__Records__:
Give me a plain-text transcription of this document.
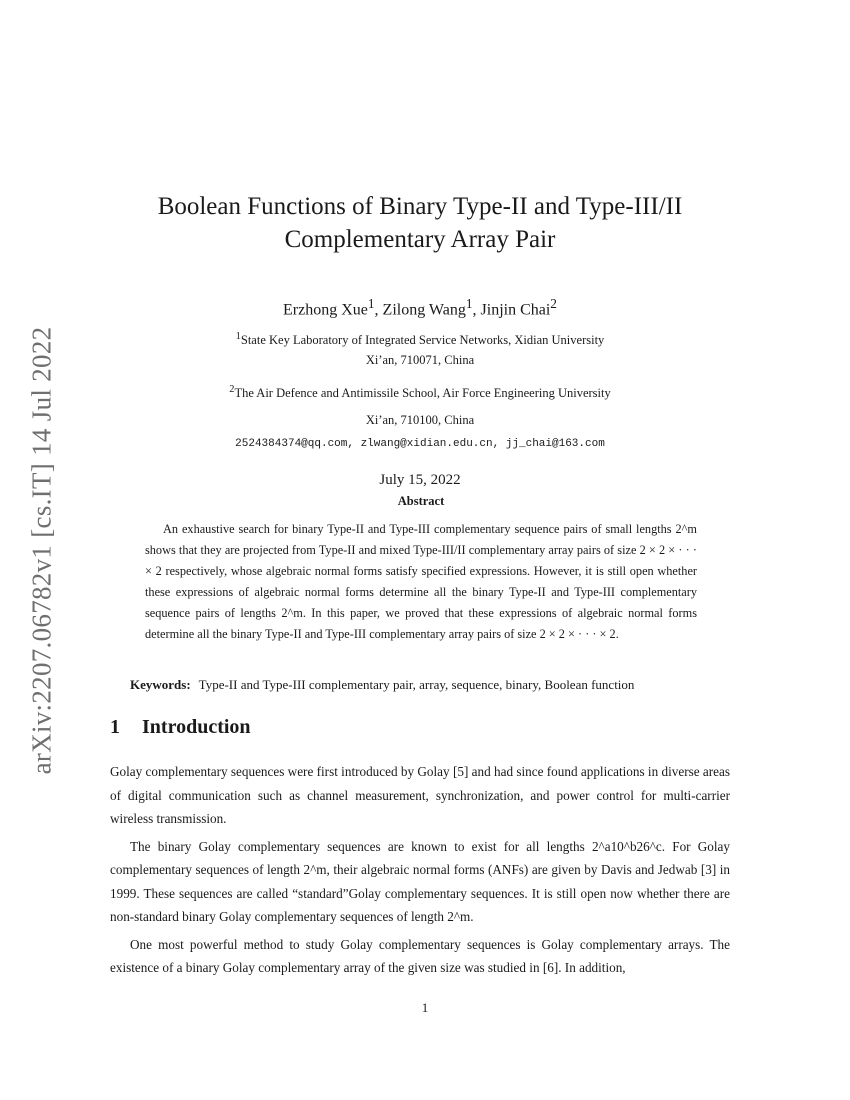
arXiv:2207.06782v1 [cs.IT] 14 Jul 2022
Boolean Functions of Binary Type-II and Type-III/II
Complementary Array Pair
Erzhong Xue$^1$, Zilong Wang$^1$, Jinjin Chai$^2$
$^1$State Key Laboratory of Integrated Service Networks, Xidian University
Xi’an, 710071, China
$^2$The Air Defence and Antimissile School, Air Force Engineering University
Xi’an, 710100, China
2524384374@qq.com, zlwang@xidian.edu.cn, jj_chai@163.com
July 15, 2022
Abstract

An exhaustive search for binary Type-II and Type-III complementary sequence pairs of small lengths 2^m shows that they are projected from Type-II and mixed Type-III/II complementary array pairs of size 2 × 2 × · · · × 2 respectively, whose algebraic normal forms satisfy specified expressions. However, it is still open whether these expressions of algebraic normal forms determine all the binary Type-II and Type-III complementary sequence pairs of lengths 2^m. In this paper, we proved that these expressions of algebraic normal forms determine all the binary Type-II and Type-III complementary array pairs of size 2 × 2 × · · · × 2.

Keywords: Type-II and Type-III complementary pair, array, sequence, binary, Boolean function
1 Introduction

Golay complementary sequences were first introduced by Golay [5] and had since found applications in diverse areas of digital communication such as channel measurement, synchronization, and power control for multi-carrier wireless transmission.

The binary Golay complementary sequences are known to exist for all lengths 2^a10^b26^c. For Golay complementary sequences of length 2^m, their algebraic normal forms (ANFs) are given by Davis and Jedwab [3] in 1999. These sequences are called “standard”Golay complementary sequences. It is still open now whether there are non-standard binary Golay complementary sequences of length 2^m.

One most powerful method to study Golay complementary sequences is Golay complementary arrays. The existence of a binary Golay complementary array of the given size was studied in [6]. In addition,

1
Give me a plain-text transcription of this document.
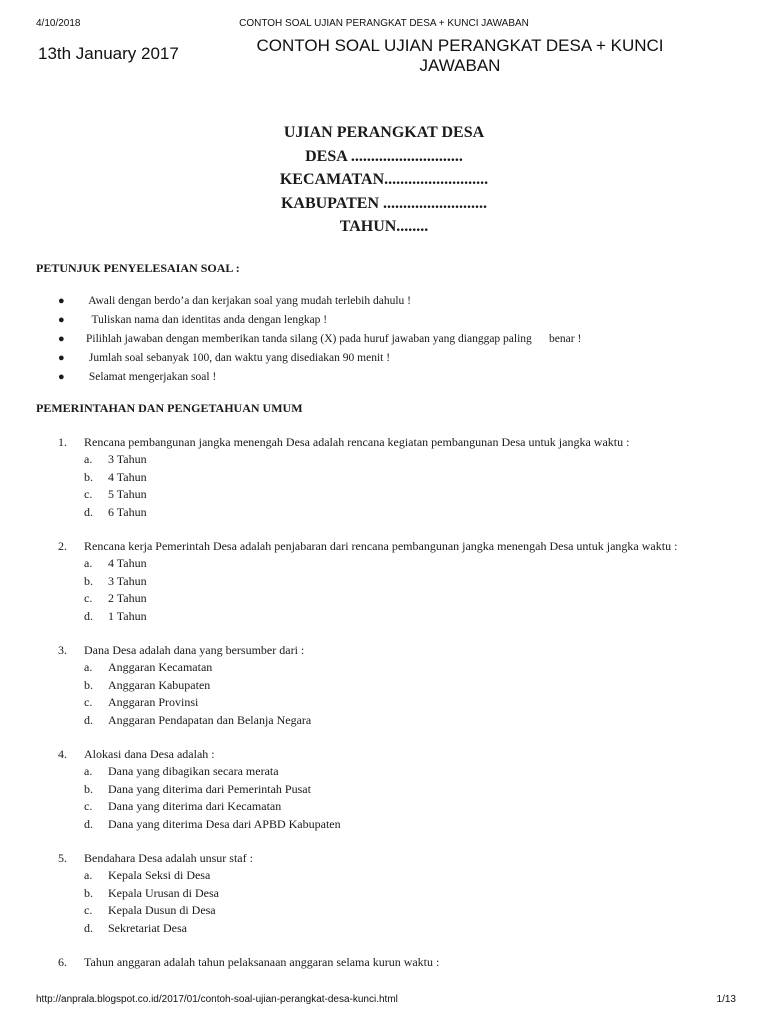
4/10/2018	CONTOH SOAL UJIAN PERANGKAT DESA + KUNCI JAWABAN
13th January 2017	CONTOH SOAL UJIAN PERANGKAT DESA + KUNCI
JAWABAN
UJIAN PERANGKAT DESA
DESA ............................
KECAMATAN..........................
KABUPATEN ..........................
TAHUN........
PETUNJUK PENYELESAIAN SOAL :
● Awali dengan berdo’a dan kerjakan soal yang mudah terlebih dahulu !
● Tuliskan nama dan identitas anda dengan lengkap !
● Pilihlah jawaban dengan memberikan tanda silang (X) pada huruf jawaban yang dianggap paling      benar !
● Jumlah soal sebanyak 100, dan waktu yang disediakan 90 menit !
● Selamat mengerjakan soal !
PEMERINTAHAN DAN PENGETAHUAN UMUM
1.	Rencana pembangunan jangka menengah Desa adalah rencana kegiatan pembangunan Desa untuk jangka waktu :
a.	3 Tahun
b.	4 Tahun
c.	5 Tahun
d.	6 Tahun
2.	Rencana kerja Pemerintah Desa adalah penjabaran dari rencana pembangunan jangka menengah Desa untuk jangka waktu :
a.	4 Tahun
b.	3 Tahun
c.	2 Tahun
d.	1 Tahun
3.	Dana Desa adalah dana yang bersumber dari :
a.	Anggaran Kecamatan
b.	Anggaran Kabupaten
c.	Anggaran Provinsi
d.	Anggaran Pendapatan dan Belanja Negara
4.	Alokasi dana Desa adalah :
a.	Dana yang dibagikan secara merata
b.	Dana yang diterima dari Pemerintah Pusat
c.	Dana yang diterima dari Kecamatan
d.	Dana yang diterima Desa dari APBD Kabupaten
5.	Bendahara Desa adalah unsur staf :
a.	Kepala Seksi di Desa
b.	Kepala Urusan di Desa
c.	Kepala Dusun di Desa
d.	Sekretariat Desa
6.	Tahun anggaran adalah tahun pelaksanaan anggaran selama kurun waktu :
http://anprala.blogspot.co.id/2017/01/contoh-soal-ujian-perangkat-desa-kunci.html	1/13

__Instructions to follow__: Write out the records above exactly as they stand, leaving out every picture.

__Answer to the exercise__:
Give me a plain-text transcription of this document.
arXiv:2207.06782v1 [cs.IT] 14 Jul 2022
Boolean Functions of Binary Type-II and Type-III/II
Complementary Array Pair
Erzhong Xue$^1$, Zilong Wang$^1$, Jinjin Chai$^2$
$^1$State Key Laboratory of Integrated Service Networks, Xidian University
Xi’an, 710071, China
$^2$The Air Defence and Antimissile School, Air Force Engineering University
Xi’an, 710100, China
2524384374@qq.com, zlwang@xidian.edu.cn, jj_chai@163.com
July 15, 2022
Abstract

An exhaustive search for binary Type-II and Type-III complementary sequence pairs of small lengths 2^m shows that they are projected from Type-II and mixed Type-III/II complementary array pairs of size 2 × 2 × · · · × 2 respectively, whose algebraic normal forms satisfy specified expressions. However, it is still open whether these expressions of algebraic normal forms determine all the binary Type-II and Type-III complementary sequence pairs of lengths 2^m. In this paper, we proved that these expressions of algebraic normal forms determine all the binary Type-II and Type-III complementary array pairs of size 2 × 2 × · · · × 2.

Keywords: Type-II and Type-III complementary pair, array, sequence, binary, Boolean function
1 Introduction

Golay complementary sequences were first introduced by Golay [5] and had since found applications in diverse areas of digital communication such as channel measurement, synchronization, and power control for multi-carrier wireless transmission.

The binary Golay complementary sequences are known to exist for all lengths 2^a10^b26^c. For Golay complementary sequences of length 2^m, their algebraic normal forms (ANFs) are given by Davis and Jedwab [3] in 1999. These sequences are called “standard”Golay complementary sequences. It is still open now whether there are non-standard binary Golay complementary sequences of length 2^m.

One most powerful method to study Golay complementary sequences is Golay complementary arrays. The existence of a binary Golay complementary array of the given size was studied in [6]. In addition,

1
Give me a plain-text transcription of this document.
4/10/2018	CONTOH SOAL UJIAN PERANGKAT DESA + KUNCI JAWABAN
13th January 2017	CONTOH SOAL UJIAN PERANGKAT DESA + KUNCI
JAWABAN
UJIAN PERANGKAT DESA
DESA ............................
KECAMATAN..........................
KABUPATEN ..........................
TAHUN........
PETUNJUK PENYELESAIAN SOAL :
● Awali dengan berdo’a dan kerjakan soal yang mudah terlebih dahulu !
● Tuliskan nama dan identitas anda dengan lengkap !
● Pilihlah jawaban dengan memberikan tanda silang (X) pada huruf jawaban yang dianggap paling      benar !
● Jumlah soal sebanyak 100, dan waktu yang disediakan 90 menit !
● Selamat mengerjakan soal !
PEMERINTAHAN DAN PENGETAHUAN UMUM
1.	Rencana pembangunan jangka menengah Desa adalah rencana kegiatan pembangunan Desa untuk jangka waktu :
a.	3 Tahun
b.	4 Tahun
c.	5 Tahun
d.	6 Tahun
2.	Rencana kerja Pemerintah Desa adalah penjabaran dari rencana pembangunan jangka menengah Desa untuk jangka waktu :
a.	4 Tahun
b.	3 Tahun
c.	2 Tahun
d.	1 Tahun
3.	Dana Desa adalah dana yang bersumber dari :
a.	Anggaran Kecamatan
b.	Anggaran Kabupaten
c.	Anggaran Provinsi
d.	Anggaran Pendapatan dan Belanja Negara
4.	Alokasi dana Desa adalah :
a.	Dana yang dibagikan secara merata
b.	Dana yang diterima dari Pemerintah Pusat
c.	Dana yang diterima dari Kecamatan
d.	Dana yang diterima Desa dari APBD Kabupaten
5.	Bendahara Desa adalah unsur staf :
a.	Kepala Seksi di Desa
b.	Kepala Urusan di Desa
c.	Kepala Dusun di Desa
d.	Sekretariat Desa
6.	Tahun anggaran adalah tahun pelaksanaan anggaran selama kurun waktu :
http://anprala.blogspot.co.id/2017/01/contoh-soal-ujian-perangkat-desa-kunci.html	1/13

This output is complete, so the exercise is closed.